# Task description
In the entries below, count every line containing "type". Return the number and nothing else.

[Entries from a dataset]
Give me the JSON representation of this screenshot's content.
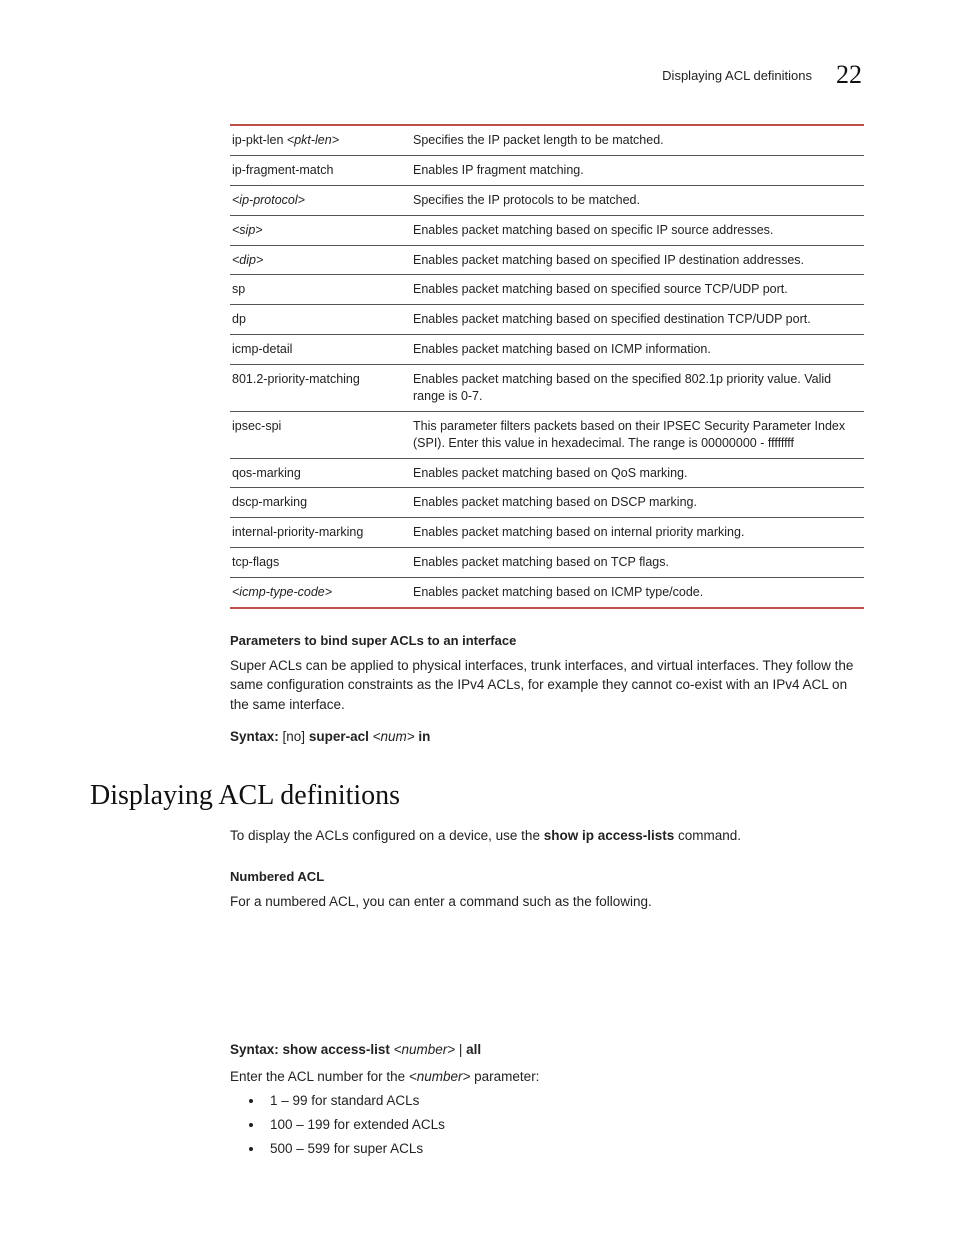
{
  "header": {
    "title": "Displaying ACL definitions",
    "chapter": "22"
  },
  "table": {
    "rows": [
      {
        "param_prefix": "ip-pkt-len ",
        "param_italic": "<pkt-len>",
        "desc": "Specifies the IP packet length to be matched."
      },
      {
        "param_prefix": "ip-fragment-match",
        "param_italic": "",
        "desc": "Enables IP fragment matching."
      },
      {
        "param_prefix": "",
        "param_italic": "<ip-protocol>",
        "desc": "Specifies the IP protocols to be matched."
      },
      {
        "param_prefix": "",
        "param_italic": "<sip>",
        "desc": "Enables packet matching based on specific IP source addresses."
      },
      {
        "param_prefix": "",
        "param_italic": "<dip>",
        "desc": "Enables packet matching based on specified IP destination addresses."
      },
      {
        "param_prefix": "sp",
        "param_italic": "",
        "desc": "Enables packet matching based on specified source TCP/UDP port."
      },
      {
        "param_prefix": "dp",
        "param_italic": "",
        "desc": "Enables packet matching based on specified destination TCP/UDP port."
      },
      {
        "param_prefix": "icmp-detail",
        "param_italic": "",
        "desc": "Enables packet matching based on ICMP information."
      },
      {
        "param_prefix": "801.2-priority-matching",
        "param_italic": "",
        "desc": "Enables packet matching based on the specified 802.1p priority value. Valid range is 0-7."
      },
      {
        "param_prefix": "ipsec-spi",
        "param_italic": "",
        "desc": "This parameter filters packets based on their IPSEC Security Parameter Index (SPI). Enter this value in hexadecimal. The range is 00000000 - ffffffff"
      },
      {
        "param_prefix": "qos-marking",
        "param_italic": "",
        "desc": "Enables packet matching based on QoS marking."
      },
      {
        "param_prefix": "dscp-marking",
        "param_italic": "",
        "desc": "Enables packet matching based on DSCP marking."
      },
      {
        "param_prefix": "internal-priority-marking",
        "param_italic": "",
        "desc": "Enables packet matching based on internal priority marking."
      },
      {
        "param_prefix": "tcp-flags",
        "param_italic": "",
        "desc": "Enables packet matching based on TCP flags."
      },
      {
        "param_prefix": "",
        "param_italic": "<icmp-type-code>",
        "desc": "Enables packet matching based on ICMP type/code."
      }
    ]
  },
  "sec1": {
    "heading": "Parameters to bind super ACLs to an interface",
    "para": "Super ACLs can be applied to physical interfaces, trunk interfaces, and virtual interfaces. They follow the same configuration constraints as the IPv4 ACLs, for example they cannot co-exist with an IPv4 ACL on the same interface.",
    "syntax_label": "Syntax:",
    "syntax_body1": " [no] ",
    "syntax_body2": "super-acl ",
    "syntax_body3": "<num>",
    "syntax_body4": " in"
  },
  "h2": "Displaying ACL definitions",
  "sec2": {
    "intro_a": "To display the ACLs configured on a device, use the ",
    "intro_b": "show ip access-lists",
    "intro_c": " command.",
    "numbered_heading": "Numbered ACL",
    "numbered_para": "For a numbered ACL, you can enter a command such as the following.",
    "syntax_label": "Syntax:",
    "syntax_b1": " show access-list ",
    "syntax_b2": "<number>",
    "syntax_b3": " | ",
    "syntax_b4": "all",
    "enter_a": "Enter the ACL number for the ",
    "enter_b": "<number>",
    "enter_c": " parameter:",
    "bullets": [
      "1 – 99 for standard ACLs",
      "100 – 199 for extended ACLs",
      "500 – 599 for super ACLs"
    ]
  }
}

--

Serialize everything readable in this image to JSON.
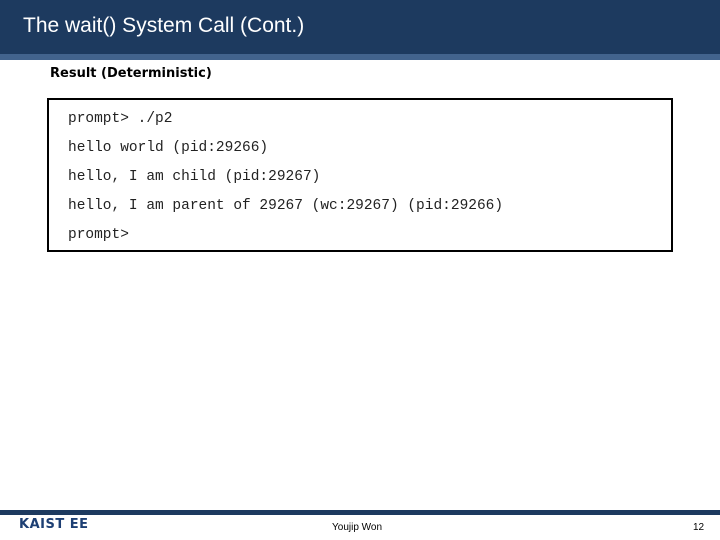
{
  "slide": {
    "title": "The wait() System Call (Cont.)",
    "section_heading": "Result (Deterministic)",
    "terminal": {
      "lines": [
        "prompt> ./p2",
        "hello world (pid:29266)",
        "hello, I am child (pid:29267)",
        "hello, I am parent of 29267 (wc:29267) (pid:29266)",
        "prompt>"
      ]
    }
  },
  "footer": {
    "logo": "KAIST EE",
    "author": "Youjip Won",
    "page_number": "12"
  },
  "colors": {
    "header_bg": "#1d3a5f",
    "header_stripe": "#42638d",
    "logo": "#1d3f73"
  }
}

* * *

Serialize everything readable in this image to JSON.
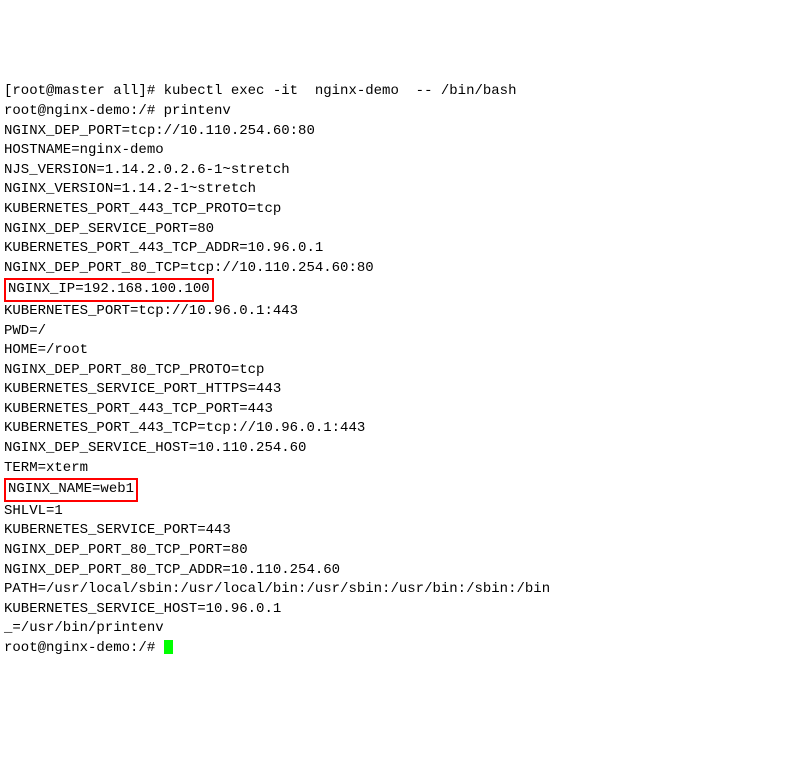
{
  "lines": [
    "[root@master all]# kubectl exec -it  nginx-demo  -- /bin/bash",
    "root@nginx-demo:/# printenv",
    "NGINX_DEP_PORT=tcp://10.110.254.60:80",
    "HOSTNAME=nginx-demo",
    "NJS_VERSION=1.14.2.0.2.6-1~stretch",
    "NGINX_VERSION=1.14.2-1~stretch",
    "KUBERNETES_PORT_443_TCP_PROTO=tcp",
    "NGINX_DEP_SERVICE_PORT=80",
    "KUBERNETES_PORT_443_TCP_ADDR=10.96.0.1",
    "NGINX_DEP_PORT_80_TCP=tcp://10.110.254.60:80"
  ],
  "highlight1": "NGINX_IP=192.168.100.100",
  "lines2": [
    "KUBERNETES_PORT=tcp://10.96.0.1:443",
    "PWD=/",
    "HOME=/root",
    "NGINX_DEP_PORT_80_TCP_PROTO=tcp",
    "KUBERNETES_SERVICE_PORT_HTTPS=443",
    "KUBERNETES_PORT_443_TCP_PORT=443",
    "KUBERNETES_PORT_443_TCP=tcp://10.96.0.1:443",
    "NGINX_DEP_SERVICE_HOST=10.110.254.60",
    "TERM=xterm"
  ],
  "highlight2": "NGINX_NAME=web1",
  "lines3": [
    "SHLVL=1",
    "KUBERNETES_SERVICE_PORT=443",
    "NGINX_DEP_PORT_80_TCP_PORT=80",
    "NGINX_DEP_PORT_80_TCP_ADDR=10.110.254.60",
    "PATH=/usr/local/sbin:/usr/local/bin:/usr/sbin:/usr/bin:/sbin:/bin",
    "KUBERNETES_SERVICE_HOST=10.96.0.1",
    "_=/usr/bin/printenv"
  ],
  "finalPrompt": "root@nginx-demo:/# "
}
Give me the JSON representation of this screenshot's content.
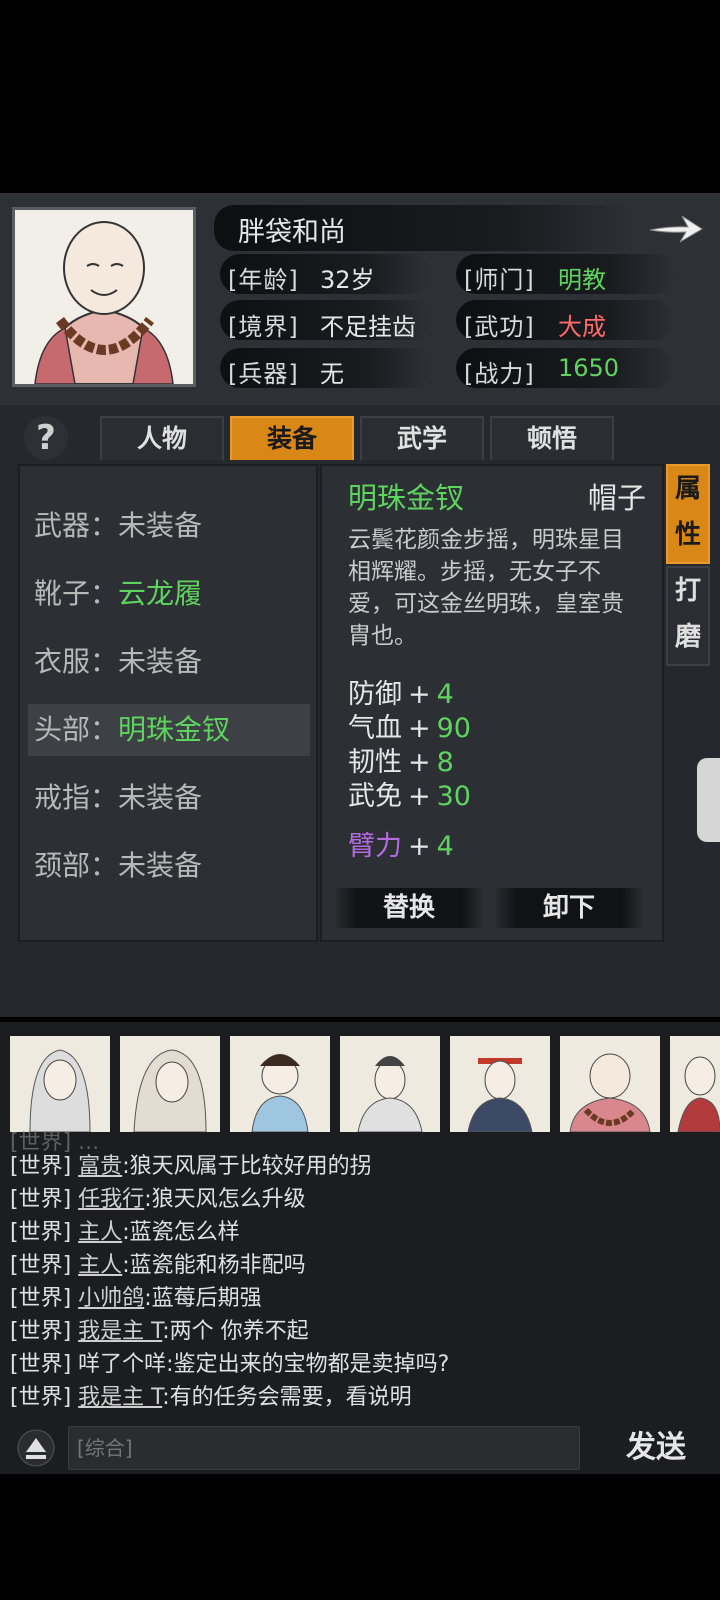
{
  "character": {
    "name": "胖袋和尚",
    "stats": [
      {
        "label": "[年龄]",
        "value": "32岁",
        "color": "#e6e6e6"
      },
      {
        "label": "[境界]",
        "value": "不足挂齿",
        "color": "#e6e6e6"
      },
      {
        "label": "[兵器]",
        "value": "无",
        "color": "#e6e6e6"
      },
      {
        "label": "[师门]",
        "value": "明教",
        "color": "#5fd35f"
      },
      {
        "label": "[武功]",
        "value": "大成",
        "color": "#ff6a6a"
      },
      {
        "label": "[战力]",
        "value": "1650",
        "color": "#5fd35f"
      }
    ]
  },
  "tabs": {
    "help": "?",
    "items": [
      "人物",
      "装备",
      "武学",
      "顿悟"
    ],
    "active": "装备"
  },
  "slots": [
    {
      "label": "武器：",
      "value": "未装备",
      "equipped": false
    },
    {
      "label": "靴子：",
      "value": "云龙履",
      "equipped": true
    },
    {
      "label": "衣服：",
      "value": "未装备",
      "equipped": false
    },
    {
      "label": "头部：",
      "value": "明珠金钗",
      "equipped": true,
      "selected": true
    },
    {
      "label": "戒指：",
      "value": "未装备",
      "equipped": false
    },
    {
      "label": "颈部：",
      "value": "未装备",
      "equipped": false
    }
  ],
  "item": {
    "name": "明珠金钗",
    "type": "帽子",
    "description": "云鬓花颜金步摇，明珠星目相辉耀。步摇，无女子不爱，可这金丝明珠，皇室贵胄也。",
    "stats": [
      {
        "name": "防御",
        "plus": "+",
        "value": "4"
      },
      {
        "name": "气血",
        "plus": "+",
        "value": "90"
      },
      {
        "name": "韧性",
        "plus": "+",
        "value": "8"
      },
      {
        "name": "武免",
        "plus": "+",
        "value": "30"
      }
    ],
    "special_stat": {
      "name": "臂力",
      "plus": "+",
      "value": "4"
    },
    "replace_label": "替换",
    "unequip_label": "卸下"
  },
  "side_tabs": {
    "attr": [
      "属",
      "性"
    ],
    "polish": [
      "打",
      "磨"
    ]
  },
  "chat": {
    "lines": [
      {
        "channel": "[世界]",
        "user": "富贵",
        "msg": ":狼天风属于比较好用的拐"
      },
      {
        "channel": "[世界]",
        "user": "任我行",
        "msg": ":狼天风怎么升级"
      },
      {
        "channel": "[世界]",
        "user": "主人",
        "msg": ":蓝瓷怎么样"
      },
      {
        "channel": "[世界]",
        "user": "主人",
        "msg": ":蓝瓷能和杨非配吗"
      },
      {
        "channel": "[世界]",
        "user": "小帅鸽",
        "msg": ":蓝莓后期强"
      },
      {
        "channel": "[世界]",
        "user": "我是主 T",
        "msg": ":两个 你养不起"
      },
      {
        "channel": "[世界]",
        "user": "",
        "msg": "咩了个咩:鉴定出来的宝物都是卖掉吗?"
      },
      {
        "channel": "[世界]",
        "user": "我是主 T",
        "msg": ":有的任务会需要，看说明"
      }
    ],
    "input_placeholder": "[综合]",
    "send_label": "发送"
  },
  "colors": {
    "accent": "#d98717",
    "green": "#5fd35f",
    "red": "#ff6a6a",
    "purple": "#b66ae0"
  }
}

# Solution to the exercise
3